-- START Recorded information --

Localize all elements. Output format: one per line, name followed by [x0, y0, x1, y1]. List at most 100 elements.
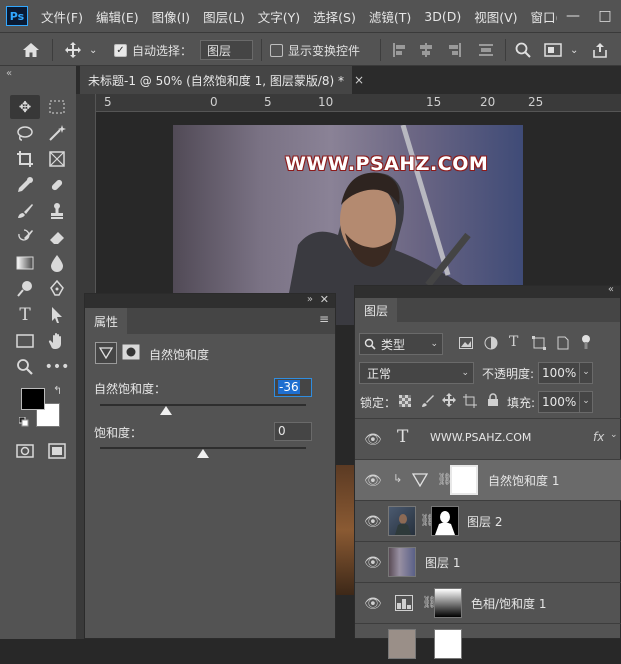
menu-type[interactable]: 文字(Y)	[258, 7, 300, 26]
opacity-input[interactable]: 100%	[538, 362, 582, 384]
fill-input[interactable]: 100%	[538, 391, 582, 413]
share-icon[interactable]	[592, 40, 608, 60]
layer-thumbnail[interactable]	[388, 629, 416, 659]
eyedropper-tool-icon[interactable]	[10, 173, 40, 197]
eye-icon[interactable]: 👁	[364, 514, 382, 530]
menu-3d[interactable]: 3D(D)	[424, 9, 461, 24]
screen-mode-icon[interactable]	[42, 439, 72, 463]
menu-view[interactable]: 视图(V)	[474, 7, 517, 26]
foreground-color-swatch-top[interactable]	[21, 388, 45, 410]
marquee-tool-icon[interactable]	[42, 95, 72, 119]
lock-transparent-icon[interactable]	[399, 395, 411, 410]
document-tab-close-button[interactable]: ×	[354, 73, 364, 87]
vibrance-input[interactable]: -36	[274, 378, 312, 397]
opacity-chevron-icon[interactable]: ⌄	[579, 362, 593, 384]
layer-row-vibrance[interactable]: 👁 ↳ ⛓ 自然饱和度 1	[355, 459, 621, 500]
align-right-icon[interactable]	[446, 40, 462, 60]
eye-icon[interactable]: 👁	[364, 596, 382, 612]
layer-mask-thumbnail[interactable]	[450, 465, 478, 495]
quick-mask-icon[interactable]	[10, 439, 40, 463]
eraser-tool-icon[interactable]	[42, 225, 72, 249]
layer-row-partial[interactable]	[355, 623, 621, 664]
zoom-tool-icon[interactable]	[10, 355, 40, 379]
filter-shape-icon[interactable]	[532, 336, 546, 353]
eye-icon[interactable]: 👁	[364, 555, 382, 571]
layer-mask-thumbnail[interactable]	[431, 506, 459, 536]
align-center-icon[interactable]	[418, 40, 434, 60]
layer-mask-icon[interactable]	[122, 344, 140, 363]
maximize-button[interactable]: □	[589, 8, 621, 24]
layer-mask-thumbnail[interactable]	[434, 588, 462, 618]
layer-name[interactable]: 色相/饱和度 1	[471, 595, 547, 612]
gradient-tool-icon[interactable]	[10, 251, 40, 275]
fx-icon[interactable]: fx	[593, 430, 604, 444]
vibrance-slider-thumb[interactable]	[159, 406, 172, 415]
chevron-down-icon[interactable]: ⌄	[610, 430, 618, 440]
menu-image[interactable]: 图像(I)	[152, 7, 190, 26]
lock-artboard-icon[interactable]	[463, 394, 477, 411]
saturation-slider-thumb[interactable]	[197, 449, 209, 458]
rectangle-tool-icon[interactable]	[10, 329, 40, 353]
minimize-button[interactable]: —	[557, 8, 589, 24]
filter-toggle-icon[interactable]	[581, 334, 591, 353]
chevron-down-icon[interactable]: ⌄	[89, 40, 97, 60]
menu-layer[interactable]: 图层(L)	[203, 7, 245, 26]
lock-position-icon[interactable]	[442, 393, 456, 410]
layer-filter-dropdown[interactable]: 类型 ⌄	[359, 333, 443, 355]
menu-file[interactable]: 文件(F)	[41, 7, 83, 26]
tab-properties[interactable]: 属性	[85, 308, 128, 334]
crop-tool-icon[interactable]	[10, 147, 40, 171]
menu-window[interactable]: 窗口(	[531, 7, 561, 26]
layer-name[interactable]: 自然饱和度 1	[488, 472, 559, 489]
frame-tool-icon[interactable]	[42, 147, 72, 171]
path-selection-tool-icon[interactable]	[42, 303, 72, 327]
filter-smart-object-icon[interactable]	[557, 336, 569, 353]
auto-select-checkbox[interactable]: ✓	[114, 40, 127, 60]
menu-edit[interactable]: 编辑(E)	[96, 7, 139, 26]
type-tool-icon[interactable]: T	[10, 303, 40, 327]
menu-filter[interactable]: 滤镜(T)	[369, 7, 411, 26]
filter-adjustment-icon[interactable]	[484, 336, 498, 353]
tab-layers[interactable]: 图层	[355, 298, 398, 322]
history-brush-tool-icon[interactable]	[10, 225, 40, 249]
filter-type-icon[interactable]: T	[509, 334, 518, 350]
layer-name[interactable]: 图层 2	[467, 513, 502, 530]
magic-wand-tool-icon[interactable]	[42, 121, 72, 145]
panel-menu-icon[interactable]: ≡	[319, 312, 329, 326]
brush-tool-icon[interactable]	[10, 199, 40, 223]
move-tool-icon[interactable]: ✥	[10, 95, 40, 119]
menu-select[interactable]: 选择(S)	[313, 7, 356, 26]
swap-colors-icon[interactable]: ↰	[53, 384, 62, 397]
hand-tool-icon[interactable]	[42, 329, 72, 353]
lock-all-icon[interactable]	[487, 393, 499, 410]
layer-mask-thumbnail[interactable]	[434, 629, 462, 659]
vibrance-slider-track[interactable]	[100, 404, 306, 406]
search-icon[interactable]	[515, 40, 531, 60]
workspace-icon[interactable]	[544, 40, 564, 60]
layer-thumbnail[interactable]	[388, 547, 416, 577]
distribute-icon[interactable]	[478, 40, 494, 60]
collapse-toolbox-icon[interactable]: «	[6, 68, 12, 79]
lock-pixels-icon[interactable]	[421, 394, 435, 411]
home-icon[interactable]	[22, 40, 40, 60]
layer-thumbnail[interactable]	[388, 506, 416, 536]
blend-mode-dropdown[interactable]: 正常 ⌄	[359, 362, 474, 384]
collapse-panel-icon[interactable]: »	[307, 294, 313, 305]
move-tool-icon[interactable]	[64, 40, 82, 60]
more-tools-icon[interactable]: •••	[42, 355, 72, 379]
lasso-tool-icon[interactable]	[10, 121, 40, 145]
workspace-chevron-icon[interactable]: ⌄	[570, 40, 578, 60]
stamp-tool-icon[interactable]	[42, 199, 72, 223]
collapse-panel-icon[interactable]: «	[608, 284, 614, 295]
saturation-input[interactable]: 0	[274, 422, 312, 441]
healing-brush-tool-icon[interactable]	[42, 173, 72, 197]
layer-name[interactable]: WWW.PSAHZ.COM	[430, 431, 531, 444]
filter-pixel-icon[interactable]	[459, 337, 473, 352]
default-colors-icon[interactable]	[18, 416, 29, 430]
layer-row-text[interactable]: 👁 T WWW.PSAHZ.COM fx ⌄	[355, 418, 621, 459]
eye-icon[interactable]: 👁	[364, 432, 382, 448]
dodge-tool-icon[interactable]	[10, 277, 40, 301]
document-tab[interactable]: 未标题-1 @ 50% (自然饱和度 1, 图层蒙版/8) * ×	[80, 66, 364, 94]
show-transform-checkbox[interactable]	[270, 40, 283, 60]
eye-icon[interactable]: 👁	[364, 473, 382, 489]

-- END Recorded information --

_Short task_
Reproduce every line of the records above without any change, leaving out the pictures.

_Solution_
Localize all elements. Output format: one per line, name followed by [x0, y0, x1, y1]. List at most 100 elements.
menu-type[interactable]: 文字(Y)	[258, 7, 300, 26]
opacity-input[interactable]: 100%	[538, 362, 582, 384]
fill-input[interactable]: 100%	[538, 391, 582, 413]
share-icon[interactable]	[592, 40, 608, 60]
layer-thumbnail[interactable]	[388, 629, 416, 659]
eyedropper-tool-icon[interactable]	[10, 173, 40, 197]
eye-icon[interactable]: 👁	[364, 514, 382, 530]
menu-3d[interactable]: 3D(D)	[424, 9, 461, 24]
screen-mode-icon[interactable]	[42, 439, 72, 463]
menu-view[interactable]: 视图(V)	[474, 7, 517, 26]
foreground-color-swatch-top[interactable]	[21, 388, 45, 410]
marquee-tool-icon[interactable]	[42, 95, 72, 119]
lock-transparent-icon[interactable]	[399, 395, 411, 410]
document-tab-close-button[interactable]: ×	[354, 73, 364, 87]
vibrance-input[interactable]: -36	[274, 378, 312, 397]
opacity-chevron-icon[interactable]: ⌄	[579, 362, 593, 384]
layer-row-vibrance[interactable]: 👁 ↳ ⛓ 自然饱和度 1	[355, 459, 621, 500]
align-right-icon[interactable]	[446, 40, 462, 60]
eye-icon[interactable]: 👁	[364, 596, 382, 612]
layer-mask-thumbnail[interactable]	[450, 465, 478, 495]
quick-mask-icon[interactable]	[10, 439, 40, 463]
eraser-tool-icon[interactable]	[42, 225, 72, 249]
layer-row-partial[interactable]	[355, 623, 621, 664]
zoom-tool-icon[interactable]	[10, 355, 40, 379]
filter-shape-icon[interactable]	[532, 336, 546, 353]
eye-icon[interactable]: 👁	[364, 555, 382, 571]
layer-mask-thumbnail[interactable]	[431, 506, 459, 536]
align-center-icon[interactable]	[418, 40, 434, 60]
layer-mask-icon[interactable]	[122, 344, 140, 363]
maximize-button[interactable]: □	[589, 8, 621, 24]
layer-mask-thumbnail[interactable]	[434, 588, 462, 618]
layer-name[interactable]: 色相/饱和度 1	[471, 595, 547, 612]
gradient-tool-icon[interactable]	[10, 251, 40, 275]
fx-icon[interactable]: fx	[593, 430, 604, 444]
vibrance-slider-thumb[interactable]	[159, 406, 172, 415]
chevron-down-icon[interactable]: ⌄	[610, 430, 618, 440]
menu-image[interactable]: 图像(I)	[152, 7, 190, 26]
lock-artboard-icon[interactable]	[463, 394, 477, 411]
saturation-slider-thumb[interactable]	[197, 449, 209, 458]
rectangle-tool-icon[interactable]	[10, 329, 40, 353]
minimize-button[interactable]: —	[557, 8, 589, 24]
filter-toggle-icon[interactable]	[581, 334, 591, 353]
chevron-down-icon[interactable]: ⌄	[89, 40, 97, 60]
menu-layer[interactable]: 图层(L)	[203, 7, 245, 26]
lock-position-icon[interactable]	[442, 393, 456, 410]
layer-filter-dropdown[interactable]: 类型 ⌄	[359, 333, 443, 355]
menu-file[interactable]: 文件(F)	[41, 7, 83, 26]
tab-properties[interactable]: 属性	[85, 308, 128, 334]
crop-tool-icon[interactable]	[10, 147, 40, 171]
menu-window[interactable]: 窗口(	[531, 7, 561, 26]
layer-name[interactable]: 自然饱和度 1	[488, 472, 559, 489]
frame-tool-icon[interactable]	[42, 147, 72, 171]
path-selection-tool-icon[interactable]	[42, 303, 72, 327]
filter-smart-object-icon[interactable]	[557, 336, 569, 353]
auto-select-checkbox[interactable]: ✓	[114, 40, 127, 60]
menu-edit[interactable]: 编辑(E)	[96, 7, 139, 26]
type-tool-icon[interactable]: T	[10, 303, 40, 327]
menu-filter[interactable]: 滤镜(T)	[369, 7, 411, 26]
filter-adjustment-icon[interactable]	[484, 336, 498, 353]
tab-layers[interactable]: 图层	[355, 298, 398, 322]
history-brush-tool-icon[interactable]	[10, 225, 40, 249]
filter-type-icon[interactable]: T	[509, 334, 518, 350]
layer-name[interactable]: 图层 2	[467, 513, 502, 530]
magic-wand-tool-icon[interactable]	[42, 121, 72, 145]
panel-menu-icon[interactable]: ≡	[319, 312, 329, 326]
brush-tool-icon[interactable]	[10, 199, 40, 223]
move-tool-icon[interactable]: ✥	[10, 95, 40, 119]
menu-select[interactable]: 选择(S)	[313, 7, 356, 26]
swap-colors-icon[interactable]: ↰	[53, 384, 62, 397]
hand-tool-icon[interactable]	[42, 329, 72, 353]
lock-all-icon[interactable]	[487, 393, 499, 410]
layer-mask-thumbnail[interactable]	[434, 629, 462, 659]
vibrance-slider-track[interactable]	[100, 404, 306, 406]
search-icon[interactable]	[515, 40, 531, 60]
workspace-icon[interactable]	[544, 40, 564, 60]
layer-thumbnail[interactable]	[388, 547, 416, 577]
distribute-icon[interactable]	[478, 40, 494, 60]
collapse-toolbox-icon[interactable]: «	[6, 68, 12, 79]
lock-pixels-icon[interactable]	[421, 394, 435, 411]
home-icon[interactable]	[22, 40, 40, 60]
layer-thumbnail[interactable]	[388, 506, 416, 536]
blend-mode-dropdown[interactable]: 正常 ⌄	[359, 362, 474, 384]
collapse-panel-icon[interactable]: »	[307, 294, 313, 305]
move-tool-icon[interactable]	[64, 40, 82, 60]
more-tools-icon[interactable]: •••	[42, 355, 72, 379]
lasso-tool-icon[interactable]	[10, 121, 40, 145]
workspace-chevron-icon[interactable]: ⌄	[570, 40, 578, 60]
stamp-tool-icon[interactable]	[42, 199, 72, 223]
collapse-panel-icon[interactable]: «	[608, 284, 614, 295]
saturation-input[interactable]: 0	[274, 422, 312, 441]
healing-brush-tool-icon[interactable]	[42, 173, 72, 197]
layer-name[interactable]: WWW.PSAHZ.COM	[430, 431, 531, 444]
filter-pixel-icon[interactable]	[459, 337, 473, 352]
default-colors-icon[interactable]	[18, 416, 29, 430]
layer-row-text[interactable]: 👁 T WWW.PSAHZ.COM fx ⌄	[355, 418, 621, 459]
eye-icon[interactable]: 👁	[364, 432, 382, 448]
dodge-tool-icon[interactable]	[10, 277, 40, 301]
document-tab[interactable]: 未标题-1 @ 50% (自然饱和度 1, 图层蒙版/8) * ×	[80, 66, 364, 94]
show-transform-checkbox[interactable]	[270, 40, 283, 60]
eye-icon[interactable]: 👁	[364, 473, 382, 489]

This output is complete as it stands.